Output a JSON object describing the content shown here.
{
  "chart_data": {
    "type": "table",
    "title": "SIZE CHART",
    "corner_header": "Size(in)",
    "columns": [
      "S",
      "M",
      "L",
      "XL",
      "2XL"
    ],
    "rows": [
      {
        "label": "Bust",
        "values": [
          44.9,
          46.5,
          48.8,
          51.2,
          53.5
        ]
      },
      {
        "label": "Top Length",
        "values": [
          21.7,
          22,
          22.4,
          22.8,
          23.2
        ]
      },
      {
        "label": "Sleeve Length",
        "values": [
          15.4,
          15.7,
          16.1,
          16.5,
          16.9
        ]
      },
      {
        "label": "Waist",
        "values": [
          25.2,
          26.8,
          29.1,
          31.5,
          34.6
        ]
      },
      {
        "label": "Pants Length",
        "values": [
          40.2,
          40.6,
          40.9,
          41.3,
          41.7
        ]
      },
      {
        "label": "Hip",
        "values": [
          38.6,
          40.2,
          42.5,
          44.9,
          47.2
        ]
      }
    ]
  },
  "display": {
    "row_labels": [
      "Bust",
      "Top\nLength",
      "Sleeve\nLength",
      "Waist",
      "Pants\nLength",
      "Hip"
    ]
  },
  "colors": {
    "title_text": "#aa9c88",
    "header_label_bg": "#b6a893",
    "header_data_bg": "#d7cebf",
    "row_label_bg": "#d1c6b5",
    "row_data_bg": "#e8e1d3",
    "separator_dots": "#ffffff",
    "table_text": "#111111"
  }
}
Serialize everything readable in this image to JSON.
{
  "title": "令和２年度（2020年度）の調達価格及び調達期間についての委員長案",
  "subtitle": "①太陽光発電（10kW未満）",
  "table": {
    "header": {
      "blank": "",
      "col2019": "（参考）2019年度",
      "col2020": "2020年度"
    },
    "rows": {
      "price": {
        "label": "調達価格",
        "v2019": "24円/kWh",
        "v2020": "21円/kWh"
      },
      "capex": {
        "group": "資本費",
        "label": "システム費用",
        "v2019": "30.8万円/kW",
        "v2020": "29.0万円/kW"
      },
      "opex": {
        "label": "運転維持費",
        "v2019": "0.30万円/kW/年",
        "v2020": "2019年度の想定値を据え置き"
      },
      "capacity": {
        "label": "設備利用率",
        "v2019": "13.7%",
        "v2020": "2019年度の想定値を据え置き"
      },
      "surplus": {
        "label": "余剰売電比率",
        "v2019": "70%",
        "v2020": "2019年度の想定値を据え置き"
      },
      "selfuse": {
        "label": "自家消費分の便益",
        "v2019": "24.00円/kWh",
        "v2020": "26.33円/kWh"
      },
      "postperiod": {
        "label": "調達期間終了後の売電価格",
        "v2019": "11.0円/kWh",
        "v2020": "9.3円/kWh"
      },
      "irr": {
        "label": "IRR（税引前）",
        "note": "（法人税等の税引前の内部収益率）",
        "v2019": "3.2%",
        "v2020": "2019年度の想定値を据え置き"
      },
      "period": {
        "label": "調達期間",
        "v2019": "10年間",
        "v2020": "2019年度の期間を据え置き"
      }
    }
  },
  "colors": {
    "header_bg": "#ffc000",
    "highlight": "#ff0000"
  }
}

....

▶ **Task requirements**
Copy every line of the material, please, keeping it exactly the same.

▶ **Response to the task**
Output a JSON object describing the content shown here.
{
  "chart_data": {
    "type": "table",
    "title": "SIZE CHART",
    "corner_header": "Size(in)",
    "columns": [
      "S",
      "M",
      "L",
      "XL",
      "2XL"
    ],
    "rows": [
      {
        "label": "Bust",
        "values": [
          44.9,
          46.5,
          48.8,
          51.2,
          53.5
        ]
      },
      {
        "label": "Top Length",
        "values": [
          21.7,
          22,
          22.4,
          22.8,
          23.2
        ]
      },
      {
        "label": "Sleeve Length",
        "values": [
          15.4,
          15.7,
          16.1,
          16.5,
          16.9
        ]
      },
      {
        "label": "Waist",
        "values": [
          25.2,
          26.8,
          29.1,
          31.5,
          34.6
        ]
      },
      {
        "label": "Pants Length",
        "values": [
          40.2,
          40.6,
          40.9,
          41.3,
          41.7
        ]
      },
      {
        "label": "Hip",
        "values": [
          38.6,
          40.2,
          42.5,
          44.9,
          47.2
        ]
      }
    ]
  },
  "display": {
    "row_labels": [
      "Bust",
      "Top\nLength",
      "Sleeve\nLength",
      "Waist",
      "Pants\nLength",
      "Hip"
    ]
  },
  "colors": {
    "title_text": "#aa9c88",
    "header_label_bg": "#b6a893",
    "header_data_bg": "#d7cebf",
    "row_label_bg": "#d1c6b5",
    "row_data_bg": "#e8e1d3",
    "separator_dots": "#ffffff",
    "table_text": "#111111"
  }
}
Serialize everything readable in this image to JSON.
{
  "title": "令和２年度（2020年度）の調達価格及び調達期間についての委員長案",
  "subtitle": "①太陽光発電（10kW未満）",
  "table": {
    "header": {
      "blank": "",
      "col2019": "（参考）2019年度",
      "col2020": "2020年度"
    },
    "rows": {
      "price": {
        "label": "調達価格",
        "v2019": "24円/kWh",
        "v2020": "21円/kWh"
      },
      "capex": {
        "group": "資本費",
        "label": "システム費用",
        "v2019": "30.8万円/kW",
        "v2020": "29.0万円/kW"
      },
      "opex": {
        "label": "運転維持費",
        "v2019": "0.30万円/kW/年",
        "v2020": "2019年度の想定値を据え置き"
      },
      "capacity": {
        "label": "設備利用率",
        "v2019": "13.7%",
        "v2020": "2019年度の想定値を据え置き"
      },
      "surplus": {
        "label": "余剰売電比率",
        "v2019": "70%",
        "v2020": "2019年度の想定値を据え置き"
      },
      "selfuse": {
        "label": "自家消費分の便益",
        "v2019": "24.00円/kWh",
        "v2020": "26.33円/kWh"
      },
      "postperiod": {
        "label": "調達期間終了後の売電価格",
        "v2019": "11.0円/kWh",
        "v2020": "9.3円/kWh"
      },
      "irr": {
        "label": "IRR（税引前）",
        "note": "（法人税等の税引前の内部収益率）",
        "v2019": "3.2%",
        "v2020": "2019年度の想定値を据え置き"
      },
      "period": {
        "label": "調達期間",
        "v2019": "10年間",
        "v2020": "2019年度の期間を据え置き"
      }
    }
  },
  "colors": {
    "header_bg": "#ffc000",
    "highlight": "#ff0000"
  }
}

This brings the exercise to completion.